--- Start Stored rows ---
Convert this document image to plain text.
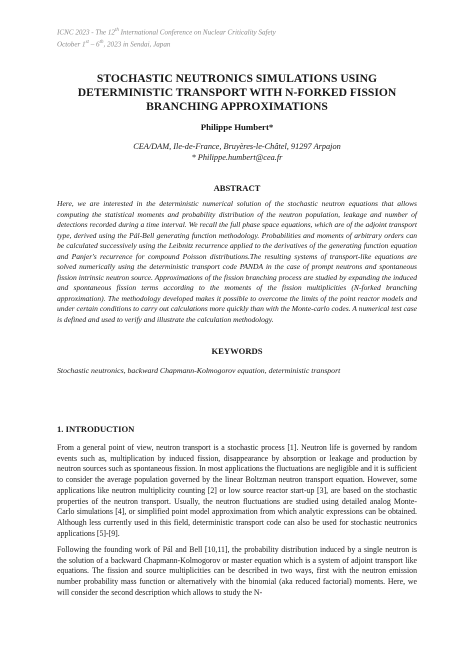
ICNC 2023 - The 12th International Conference on Nuclear Criticality Safety
October 1st – 6th, 2023 in Sendai, Japan
STOCHASTIC NEUTRONICS SIMULATIONS USING
DETERMINISTIC TRANSPORT WITH N-FORKED FISSION
BRANCHING APPROXIMATIONS
Philippe Humbert*
CEA/DAM, Ile-de-France, Bruyères-le-Châtel, 91297 Arpajon
* Philippe.humbert@cea.fr
ABSTRACT
Here, we are interested in the deterministic numerical solution of the stochastic neutron equations that allows computing the statistical moments and probability distribution of the neutron population, leakage and number of detections recorded during a time interval. We recall the full phase space equations, which are of the adjoint transport type, derived using the Pál-Bell generating function methodology. Probabilities and moments of arbitrary orders can be calculated successively using the Leibnitz recurrence applied to the derivatives of the generating function equation and Panjer's recurrence for compound Poisson distributions.The resulting systems of transport-like equations are solved numerically using the deterministic transport code PANDA in the case of prompt neutrons and spontaneous fission intrinsic neutron source. Approximations of the fission branching process are studied by expanding the induced and spontaneous fission terms according to the moments of the fission multiplicities (N-forked branching approximation). The methodology developed makes it possible to overcome the limits of the point reactor models and under certain conditions to carry out calculations more quickly than with the Monte-carlo codes. A numerical test case is defined and used to verify and illustrate the calculation methodology.
KEYWORDS
Stochastic neutronics, backward Chapmann-Kolmogorov equation, deterministic transport
1. INTRODUCTION
From a general point of view, neutron transport is a stochastic process [1]. Neutron life is governed by random events such as, multiplication by induced fission, disappearance by absorption or leakage and production by neutron sources such as spontaneous fission. In most applications the fluctuations are negligible and it is sufficient to consider the average population governed by the linear Boltzman neutron transport equation. However, some applications like neutron multiplicity counting [2] or low source reactor start-up [3], are based on the stochastic properties of the neutron transport. Usually, the neutron fluctuations are studied using detailed analog Monte-Carlo simulations [4], or simplified point model approximation from which analytic expressions can be obtained. Although less currently used in this field, deterministic transport code can also be used for stochastic neutronics applications [5]-[9].
Following the founding work of Pál and Bell [10,11], the probability distribution induced by a single neutron is the solution of a backward Chapmann-Kolmogorov or master equation which is a system of adjoint transport like equations. The fission and source multiplicities can be described in two ways, first with the neutron emission number probability mass function or alternatively with the binomial (aka reduced factorial) moments. Here, we will consider the second description which allows to study the N-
--- End Stored rows ---
**Work to complete**
Look over the material above and show each line where "Chapmann" appears.

**Complete answer**
Stochastic neutronics, backward Chapmann-Kolmogorov equation, deterministic transport
Following the founding work of Pál and Bell [10,11], the probability distribution induced by a single neutron is the solution of a backward Chapmann-Kolmogorov or master equation which is a system of adjoint transport like equations. The fission and source multiplicities can be described in two ways, first with the neutron emission number probability mass function or alternatively with the binomial (aka reduced factorial) moments. Here, we will consider the second description which allows to study the N-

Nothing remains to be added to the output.